• Aim
Copy each line with the word "more" in it.

• Data for the task

START

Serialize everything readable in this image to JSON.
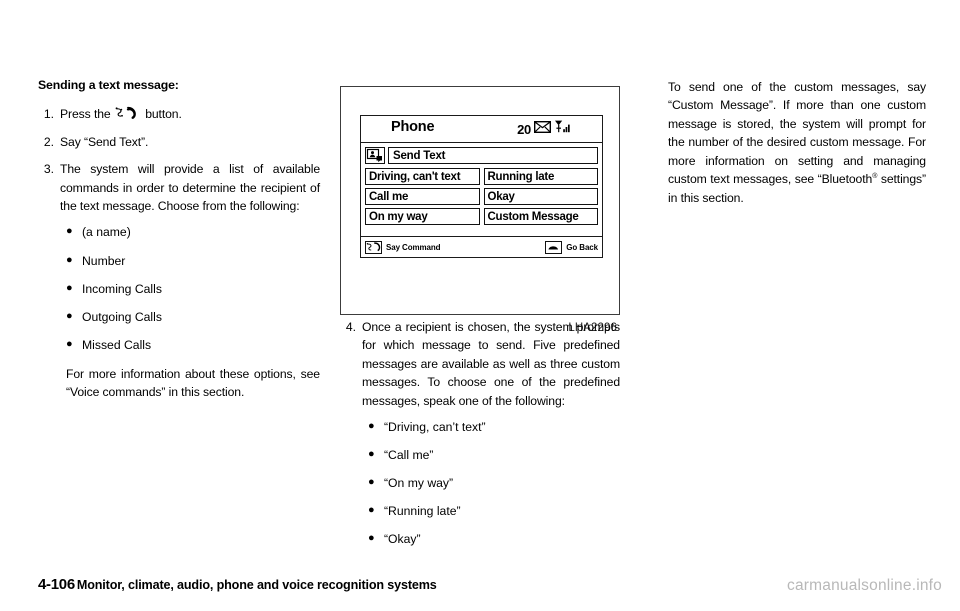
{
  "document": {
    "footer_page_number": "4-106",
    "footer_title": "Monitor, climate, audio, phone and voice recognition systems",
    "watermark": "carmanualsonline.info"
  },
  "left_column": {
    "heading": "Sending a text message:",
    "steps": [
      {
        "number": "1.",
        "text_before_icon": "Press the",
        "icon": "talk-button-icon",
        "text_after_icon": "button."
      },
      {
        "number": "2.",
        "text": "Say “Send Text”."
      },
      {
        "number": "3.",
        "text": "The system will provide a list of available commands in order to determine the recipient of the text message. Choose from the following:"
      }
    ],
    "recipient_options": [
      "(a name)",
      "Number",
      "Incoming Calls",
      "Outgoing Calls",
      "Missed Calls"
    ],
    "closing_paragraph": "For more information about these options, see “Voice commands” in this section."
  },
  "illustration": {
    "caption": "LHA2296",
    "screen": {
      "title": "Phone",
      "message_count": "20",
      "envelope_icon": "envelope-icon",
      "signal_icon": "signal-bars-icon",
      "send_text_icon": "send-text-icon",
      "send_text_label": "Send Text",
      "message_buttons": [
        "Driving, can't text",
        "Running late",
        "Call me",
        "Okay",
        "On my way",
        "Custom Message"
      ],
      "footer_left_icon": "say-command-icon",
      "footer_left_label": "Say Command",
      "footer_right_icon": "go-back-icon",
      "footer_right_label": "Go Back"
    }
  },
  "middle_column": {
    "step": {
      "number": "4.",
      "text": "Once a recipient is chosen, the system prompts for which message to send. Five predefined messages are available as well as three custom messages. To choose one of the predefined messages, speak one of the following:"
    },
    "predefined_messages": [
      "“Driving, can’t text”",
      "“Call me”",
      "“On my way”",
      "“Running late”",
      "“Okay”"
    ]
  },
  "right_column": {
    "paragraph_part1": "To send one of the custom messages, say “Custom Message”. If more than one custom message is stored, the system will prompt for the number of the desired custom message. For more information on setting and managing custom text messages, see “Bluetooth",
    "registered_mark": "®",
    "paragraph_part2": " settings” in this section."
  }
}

END

• Full answer
    "closing_paragraph": "For more information about these options, see “Voice commands” in this section."
    "paragraph_part1": "To send one of the custom messages, say “Custom Message”. If more than one custom message is stored, the system will prompt for the number of the desired custom message. For more information on setting and managing custom text messages, see “Bluetooth",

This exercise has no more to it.